--- start ---

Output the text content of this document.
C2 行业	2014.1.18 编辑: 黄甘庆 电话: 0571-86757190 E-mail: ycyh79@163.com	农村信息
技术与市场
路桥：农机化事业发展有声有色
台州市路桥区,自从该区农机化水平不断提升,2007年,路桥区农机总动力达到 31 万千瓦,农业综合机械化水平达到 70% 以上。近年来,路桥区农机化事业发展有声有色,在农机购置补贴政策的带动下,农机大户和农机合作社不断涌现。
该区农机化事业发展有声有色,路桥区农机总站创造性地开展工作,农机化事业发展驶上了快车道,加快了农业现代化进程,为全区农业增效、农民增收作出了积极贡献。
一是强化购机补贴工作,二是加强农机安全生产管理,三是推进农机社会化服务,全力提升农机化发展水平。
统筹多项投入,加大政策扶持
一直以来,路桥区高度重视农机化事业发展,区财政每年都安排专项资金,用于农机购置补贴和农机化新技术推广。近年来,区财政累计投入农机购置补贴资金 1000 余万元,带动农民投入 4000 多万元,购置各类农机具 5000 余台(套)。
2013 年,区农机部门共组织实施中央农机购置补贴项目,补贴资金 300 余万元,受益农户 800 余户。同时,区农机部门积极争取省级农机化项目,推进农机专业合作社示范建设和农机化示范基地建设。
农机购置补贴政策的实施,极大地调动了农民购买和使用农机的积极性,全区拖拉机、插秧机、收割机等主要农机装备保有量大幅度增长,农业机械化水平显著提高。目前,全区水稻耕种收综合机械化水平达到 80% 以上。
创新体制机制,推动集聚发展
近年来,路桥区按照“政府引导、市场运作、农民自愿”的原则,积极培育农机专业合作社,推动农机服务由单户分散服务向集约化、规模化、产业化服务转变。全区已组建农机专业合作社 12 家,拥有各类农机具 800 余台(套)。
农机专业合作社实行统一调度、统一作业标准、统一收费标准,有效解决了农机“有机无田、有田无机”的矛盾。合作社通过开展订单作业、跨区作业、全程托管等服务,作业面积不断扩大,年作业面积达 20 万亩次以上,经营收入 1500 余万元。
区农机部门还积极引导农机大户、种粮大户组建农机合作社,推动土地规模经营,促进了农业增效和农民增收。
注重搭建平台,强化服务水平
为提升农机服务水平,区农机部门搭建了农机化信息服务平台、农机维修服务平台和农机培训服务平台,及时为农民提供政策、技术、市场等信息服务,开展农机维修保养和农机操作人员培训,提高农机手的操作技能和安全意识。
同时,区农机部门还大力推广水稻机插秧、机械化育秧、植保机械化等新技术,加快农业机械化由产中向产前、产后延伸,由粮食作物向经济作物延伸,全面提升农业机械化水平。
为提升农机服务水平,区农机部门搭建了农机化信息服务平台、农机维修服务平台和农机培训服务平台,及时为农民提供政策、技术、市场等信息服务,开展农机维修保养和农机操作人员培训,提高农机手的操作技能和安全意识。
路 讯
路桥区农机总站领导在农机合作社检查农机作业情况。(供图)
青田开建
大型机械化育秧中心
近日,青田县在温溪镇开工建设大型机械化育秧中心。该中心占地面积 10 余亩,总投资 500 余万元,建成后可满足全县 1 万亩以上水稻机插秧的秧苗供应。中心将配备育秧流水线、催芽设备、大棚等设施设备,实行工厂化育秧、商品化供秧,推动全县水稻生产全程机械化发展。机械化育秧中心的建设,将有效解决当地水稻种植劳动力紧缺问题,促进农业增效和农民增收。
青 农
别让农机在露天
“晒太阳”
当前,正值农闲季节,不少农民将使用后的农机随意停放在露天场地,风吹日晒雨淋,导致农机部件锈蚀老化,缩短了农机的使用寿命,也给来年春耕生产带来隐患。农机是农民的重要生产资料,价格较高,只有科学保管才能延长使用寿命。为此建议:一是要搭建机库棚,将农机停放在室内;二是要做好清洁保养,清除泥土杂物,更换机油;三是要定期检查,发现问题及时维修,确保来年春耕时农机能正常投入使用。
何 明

--- end ---

* **What you will do**: Please copy out each record, character for character.

* **Answer to this problem**:
Output the text content of this document.
C2 行业	2014.1.18 编辑: 黄甘庆 电话: 0571-86757190 E-mail: ycyh79@163.com	农村信息
技术与市场
路桥：农机化事业发展有声有色
台州市路桥区,自从该区农机化水平不断提升,2007年,路桥区农机总动力达到 31 万千瓦,农业综合机械化水平达到 70% 以上。近年来,路桥区农机化事业发展有声有色,在农机购置补贴政策的带动下,农机大户和农机合作社不断涌现。
该区农机化事业发展有声有色,路桥区农机总站创造性地开展工作,农机化事业发展驶上了快车道,加快了农业现代化进程,为全区农业增效、农民增收作出了积极贡献。
一是强化购机补贴工作,二是加强农机安全生产管理,三是推进农机社会化服务,全力提升农机化发展水平。
统筹多项投入,加大政策扶持
一直以来,路桥区高度重视农机化事业发展,区财政每年都安排专项资金,用于农机购置补贴和农机化新技术推广。近年来,区财政累计投入农机购置补贴资金 1000 余万元,带动农民投入 4000 多万元,购置各类农机具 5000 余台(套)。
2013 年,区农机部门共组织实施中央农机购置补贴项目,补贴资金 300 余万元,受益农户 800 余户。同时,区农机部门积极争取省级农机化项目,推进农机专业合作社示范建设和农机化示范基地建设。
农机购置补贴政策的实施,极大地调动了农民购买和使用农机的积极性,全区拖拉机、插秧机、收割机等主要农机装备保有量大幅度增长,农业机械化水平显著提高。目前,全区水稻耕种收综合机械化水平达到 80% 以上。
创新体制机制,推动集聚发展
近年来,路桥区按照“政府引导、市场运作、农民自愿”的原则,积极培育农机专业合作社,推动农机服务由单户分散服务向集约化、规模化、产业化服务转变。全区已组建农机专业合作社 12 家,拥有各类农机具 800 余台(套)。
农机专业合作社实行统一调度、统一作业标准、统一收费标准,有效解决了农机“有机无田、有田无机”的矛盾。合作社通过开展订单作业、跨区作业、全程托管等服务,作业面积不断扩大,年作业面积达 20 万亩次以上,经营收入 1500 余万元。
区农机部门还积极引导农机大户、种粮大户组建农机合作社,推动土地规模经营,促进了农业增效和农民增收。
注重搭建平台,强化服务水平
为提升农机服务水平,区农机部门搭建了农机化信息服务平台、农机维修服务平台和农机培训服务平台,及时为农民提供政策、技术、市场等信息服务,开展农机维修保养和农机操作人员培训,提高农机手的操作技能和安全意识。
同时,区农机部门还大力推广水稻机插秧、机械化育秧、植保机械化等新技术,加快农业机械化由产中向产前、产后延伸,由粮食作物向经济作物延伸,全面提升农业机械化水平。
为提升农机服务水平,区农机部门搭建了农机化信息服务平台、农机维修服务平台和农机培训服务平台,及时为农民提供政策、技术、市场等信息服务,开展农机维修保养和农机操作人员培训,提高农机手的操作技能和安全意识。
路 讯
路桥区农机总站领导在农机合作社检查农机作业情况。(供图)
青田开建
大型机械化育秧中心
近日,青田县在温溪镇开工建设大型机械化育秧中心。该中心占地面积 10 余亩,总投资 500 余万元,建成后可满足全县 1 万亩以上水稻机插秧的秧苗供应。中心将配备育秧流水线、催芽设备、大棚等设施设备,实行工厂化育秧、商品化供秧,推动全县水稻生产全程机械化发展。机械化育秧中心的建设,将有效解决当地水稻种植劳动力紧缺问题,促进农业增效和农民增收。
青 农
别让农机在露天
“晒太阳”
当前,正值农闲季节,不少农民将使用后的农机随意停放在露天场地,风吹日晒雨淋,导致农机部件锈蚀老化,缩短了农机的使用寿命,也给来年春耕生产带来隐患。农机是农民的重要生产资料,价格较高,只有科学保管才能延长使用寿命。为此建议:一是要搭建机库棚,将农机停放在室内;二是要做好清洁保养,清除泥土杂物,更换机油;三是要定期检查,发现问题及时维修,确保来年春耕时农机能正常投入使用。
何 明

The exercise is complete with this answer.